Work to do:
Please pull out every line that includes the string "take".

(Dataset entries)
+++

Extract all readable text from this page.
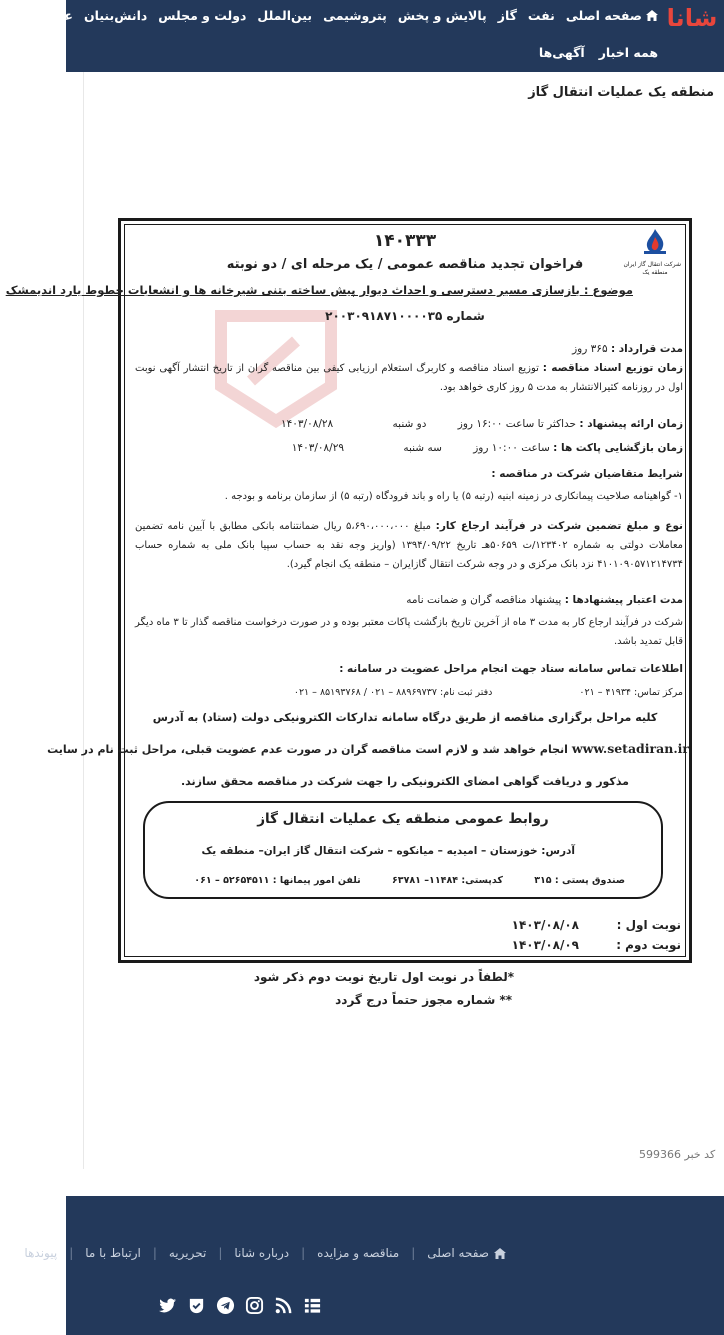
شانا
صفحه اصلی
نفت
گاز
پالایش و پخش
پتروشیمی
بین‌الملل
دولت و مجلس
دانش‌بنیان
عکس
فیلم
همه اخبار
آگهی‌ها
منطقه یک عملیات انتقال گاز
شرکت انتقال گاز ایران
منطقه یک
۱۴۰۳۳۳
فراخوان تجدید مناقصه عمومی / یک مرحله ای / دو نوبته
موضوع : بازسازی مسیر دسترسی و احداث دیوار پیش ساخته بتنی شیرخانه ها و انشعابات خطوط یارد اندیمشک
شماره ۲۰۰۳۰۹۱۸۷۱۰۰۰۰۳۵
مدت قرارداد : ۳۶۵ روز
زمان توزیع اسناد مناقصه : توزیع اسناد مناقصه و کاربرگ استعلام ارزیابی کیفی بین مناقصه گران از تاریخ انتشار آگهی نوبت اول در روزنامه کثیرالانتشار به مدت ۵ روز کاری خواهد بود.
زمان ارائه پیشنهاد : حداکثر تا ساعت ۱۶:۰۰ روز دو شنبه ۱۴۰۳/۰۸/۲۸
زمان بازگشایی پاکت ها : ساعت ۱۰:۰۰ روز سه شنبه ۱۴۰۳/۰۸/۲۹
شرایط متقاضیان شرکت در مناقصه :
۱- گواهینامه صلاحیت پیمانکاری در زمینه ابنیه (رتبه ۵) یا راه و باند فرودگاه (رتبه ۵) از سازمان برنامه و بودجه .
نوع و مبلغ تضمین شرکت در فرآیند ارجاع کار: مبلغ ۵،۶۹۰،۰۰۰،۰۰۰ ریال ضمانتنامه بانکی مطابق با آیین نامه تضمین معاملات دولتی به شماره ۱۲۳۴۰۲/ت ۵۰۶۵۹هـ تاریخ ۱۳۹۴/۰۹/۲۲ (واریز وجه نقد به حساب سپیا بانک ملی به شماره حساب ۴۱۰۱۰۹۰۵۷۱۲۱۴۷۳۴ نزد بانک مرکزی و در وجه شرکت انتقال گازایران – منطقه یک انجام گیرد).
مدت اعتبار پیشنهادها : پیشنهاد مناقصه گران و ضمانت نامه
شرکت در فرآیند ارجاع کار به مدت ۳ ماه از آخرین تاریخ بازگشت پاکات معتبر بوده و در صورت درخواست مناقصه گذار تا ۳ ماه دیگر قابل تمدید باشد.
اطلاعات تماس سامانه ستاد جهت انجام مراحل عضویت در سامانه :
مرکز تماس: ۴۱۹۳۴ – ۰۲۱ دفتر ثبت نام: ۸۸۹۶۹۷۳۷ – ۰۲۱ / ۸۵۱۹۳۷۶۸ – ۰۲۱
کلیه مراحل برگزاری مناقصه از طریق درگاه سامانه تدارکات الکترونیکی دولت (ستاد) به آدرس
www.setadiran.ir انجام خواهد شد و لازم است مناقصه گران در صورت عدم عضویت قبلی، مراحل ثبت نام در سایت
مذکور و دریافت گواهی امضای الکترونیکی را جهت شرکت در مناقصه محقق سازند.
روابط عمومی منطقه یک عملیات انتقال گاز
آدرس: خوزستان – امیدیه – میانکوه – شرکت انتقال گاز ایران– منطقه یک
صندوق پستی : ۳۱۵ کدپستی: ۱۱۴۸۴– ۶۳۷۸۱ تلفن امور پیمانها : ۵۲۶۵۴۵۱۱ – ۰۶۱
نوبت اول :
۱۴۰۳/۰۸/۰۸
نوبت دوم :
۱۴۰۳/۰۸/۰۹
*لطفاً در نوبت اول تاریخ نوبت دوم ذکر شود
** شماره مجوز حتماً درج گردد
کد خبر 599366
صفحه اصلی
|
مناقصه و مزایده
|
درباره شانا
|
تحریریه
|
ارتباط با ما
|
پیوندها
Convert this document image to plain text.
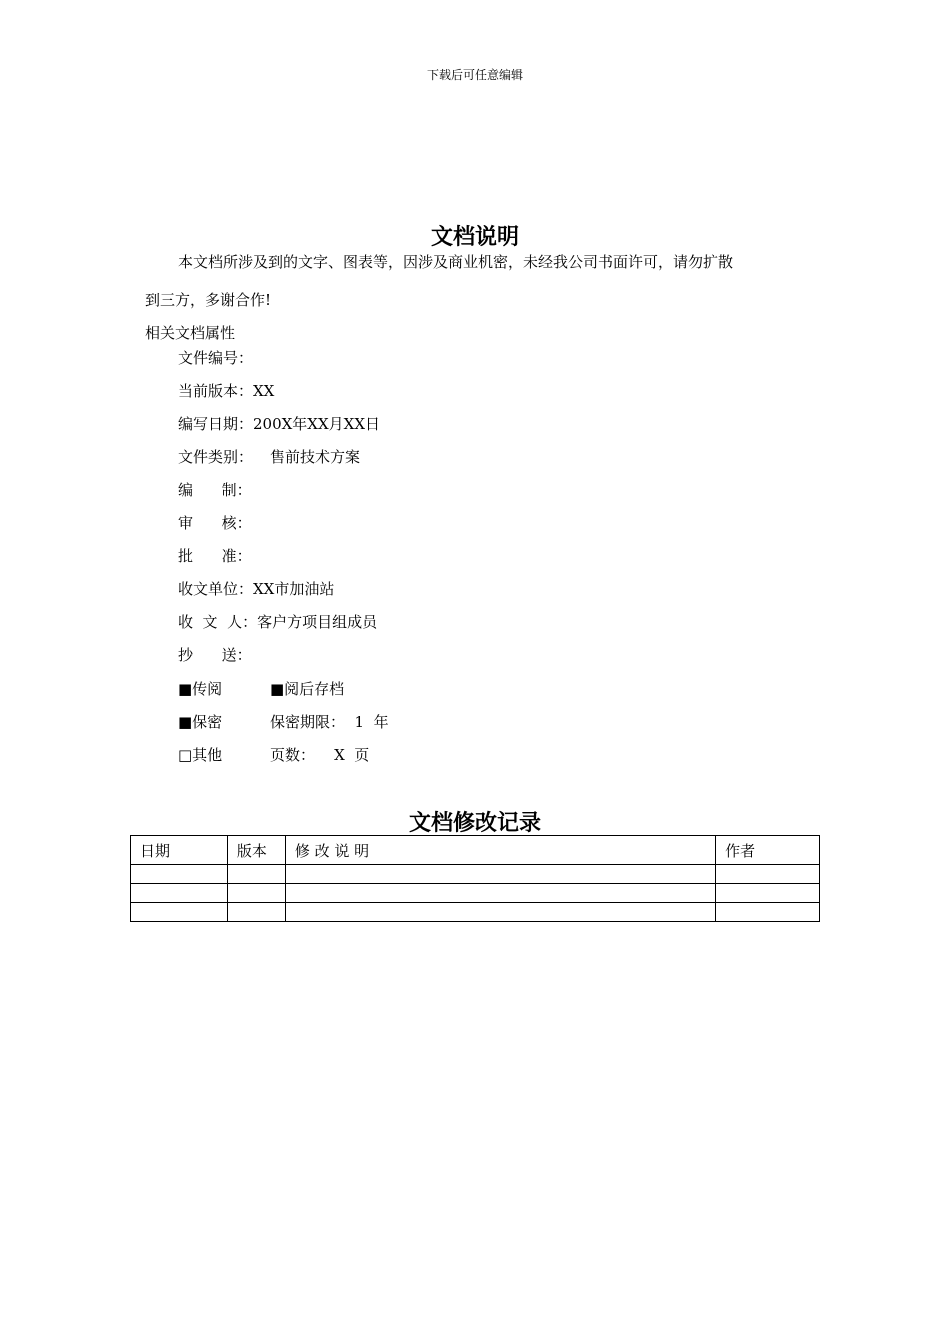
下载后可任意编辑
文档说明
本文档所涉及到的文字、图表等，因涉及商业机密，未经我公司书面许可，请勿扩散
到三方，多谢合作!
相关文档属性
文件编号：
当前版本：XX
编写日期：200X年XX月XX日
文件类别： 售前技术方案
编      制：
审      核：
批      准：
收文单位：XX市加油站
收  文  人：客户方项目组成员
抄      送：
■传阅	■阅后存档
■保密	保密期限：  1  年
□其他	页数：    X  页
文档修改记录
日期	版本	修 改 说 明	作者
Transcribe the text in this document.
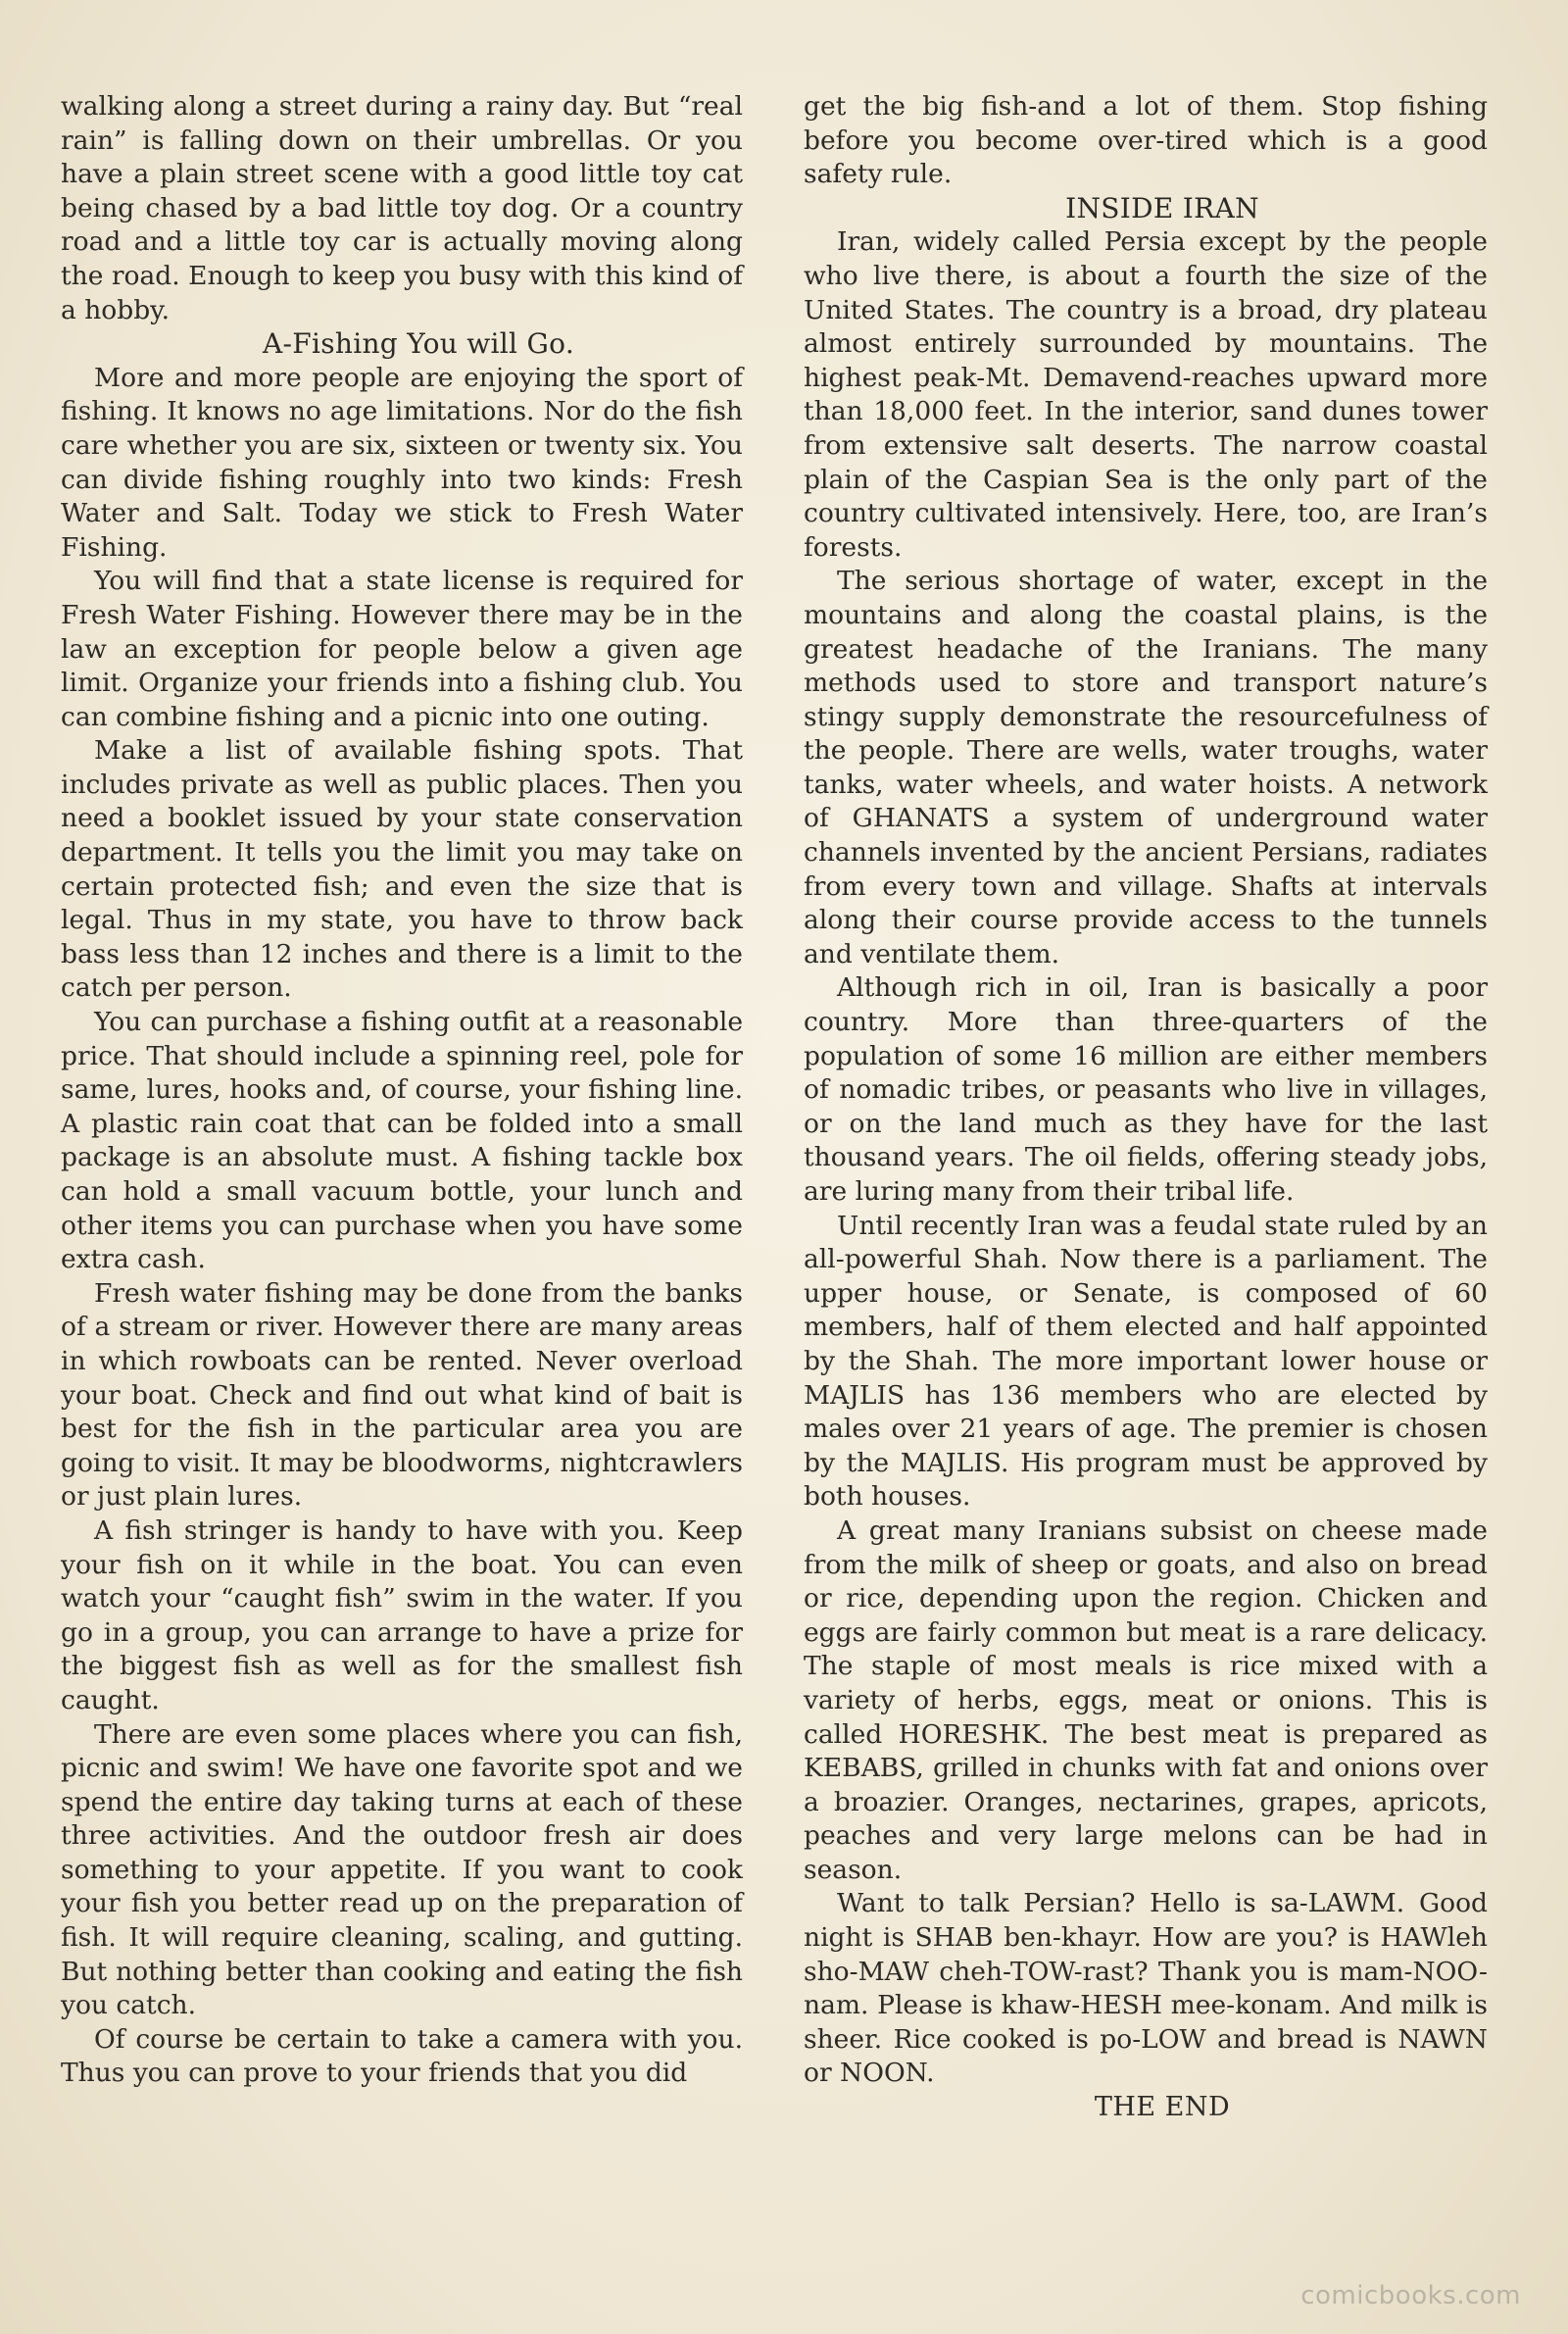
walking along a street during a rainy day. But “real rain” is falling down on their umbrellas. Or you have a plain street scene with a good little toy cat being chased by a bad little toy dog. Or a country road and a little toy car is actually moving along the road. Enough to keep you busy with this kind of a hobby.

A-Fishing You will Go.

More and more people are enjoying the sport of fishing. It knows no age limitations. Nor do the fish care whether you are six, sixteen or twenty six. You can divide fishing roughly into two kinds: Fresh Water and Salt. Today we stick to Fresh Water Fishing.

You will find that a state license is required for Fresh Water Fishing. However there may be in the law an exception for people below a given age limit. Organize your friends into a fishing club. You can combine fishing and a picnic into one outing.

Make a list of available fishing spots. That includes private as well as public places. Then you need a booklet issued by your state conservation department. It tells you the limit you may take on certain protected fish; and even the size that is legal. Thus in my state, you have to throw back bass less than 12 inches and there is a limit to the catch per person.

You can purchase a fishing outfit at a reasonable price. That should include a spinning reel, pole for same, lures, hooks and, of course, your fishing line. A plastic rain coat that can be folded into a small package is an absolute must. A fishing tackle box can hold a small vacuum bottle, your lunch and other items you can purchase when you have some extra cash.

Fresh water fishing may be done from the banks of a stream or river. However there are many areas in which rowboats can be rented. Never overload your boat. Check and find out what kind of bait is best for the fish in the particular area you are going to visit. It may be bloodworms, nightcrawlers or just plain lures.

A fish stringer is handy to have with you. Keep your fish on it while in the boat. You can even watch your “caught fish” swim in the water. If you go in a group, you can arrange to have a prize for the biggest fish as well as for the smallest fish caught.

There are even some places where you can fish, picnic and swim! We have one favorite spot and we spend the entire day taking turns at each of these three activities. And the outdoor fresh air does something to your appetite. If you want to cook your fish you better read up on the preparation of fish. It will require cleaning, scaling, and gutting. But nothing better than cooking and eating the fish you catch.

Of course be certain to take a camera with you. Thus you can prove to your friends that you did

get the big fish-and a lot of them. Stop fishing before you become over-tired which is a good safety rule.

INSIDE IRAN

Iran, widely called Persia except by the people who live there, is about a fourth the size of the United States. The country is a broad, dry plateau almost entirely surrounded by mountains. The highest peak-Mt. Demavend-reaches upward more than 18,000 feet. In the interior, sand dunes tower from extensive salt deserts. The narrow coastal plain of the Caspian Sea is the only part of the country cultivated intensively. Here, too, are Iran’s forests.

The serious shortage of water, except in the mountains and along the coastal plains, is the greatest headache of the Iranians. The many methods used to store and transport nature’s stingy supply demonstrate the resourcefulness of the people. There are wells, water troughs, water tanks, water wheels, and water hoists. A network of GHANATS a system of underground water channels invented by the ancient Persians, radiates from every town and village. Shafts at intervals along their course provide access to the tunnels and ventilate them.

Although rich in oil, Iran is basically a poor country. More than three-quarters of the population of some 16 million are either members of nomadic tribes, or peasants who live in villages, or on the land much as they have for the last thousand years. The oil fields, offering steady jobs, are luring many from their tribal life.

Until recently Iran was a feudal state ruled by an all-powerful Shah. Now there is a parliament. The upper house, or Senate, is composed of 60 members, half of them elected and half appointed by the Shah. The more important lower house or MAJLIS has 136 members who are elected by males over 21 years of age. The premier is chosen by the MAJLIS. His program must be approved by both houses.

A great many Iranians subsist on cheese made from the milk of sheep or goats, and also on bread or rice, depending upon the region. Chicken and eggs are fairly common but meat is a rare delicacy. The staple of most meals is rice mixed with a variety of herbs, eggs, meat or onions. This is called HORESHK. The best meat is prepared as KEBABS, grilled in chunks with fat and onions over a broazier. Oranges, nectarines, grapes, apricots, peaches and very large melons can be had in season.

Want to talk Persian? Hello is sa-LAWM. Good night is SHAB ben-khayr. How are you? is HAWleh sho-MAW cheh-TOW-rast? Thank you is mam-NOO-nam. Please is khaw-HESH mee-konam. And milk is sheer. Rice cooked is po-LOW and bread is NAWN or NOON.

THE END

comicbooks.com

+++

Full response:
Make a list of available fishing spots. That includes private as well as public places. Then you need a booklet issued by your state conservation department. It tells you the limit you may take on certain protected fish; and even the size that is legal. Thus in my state, you have to throw back bass less than 12 inches and there is a limit to the catch per person.
Of course be certain to take a camera with you. Thus you can prove to your friends that you did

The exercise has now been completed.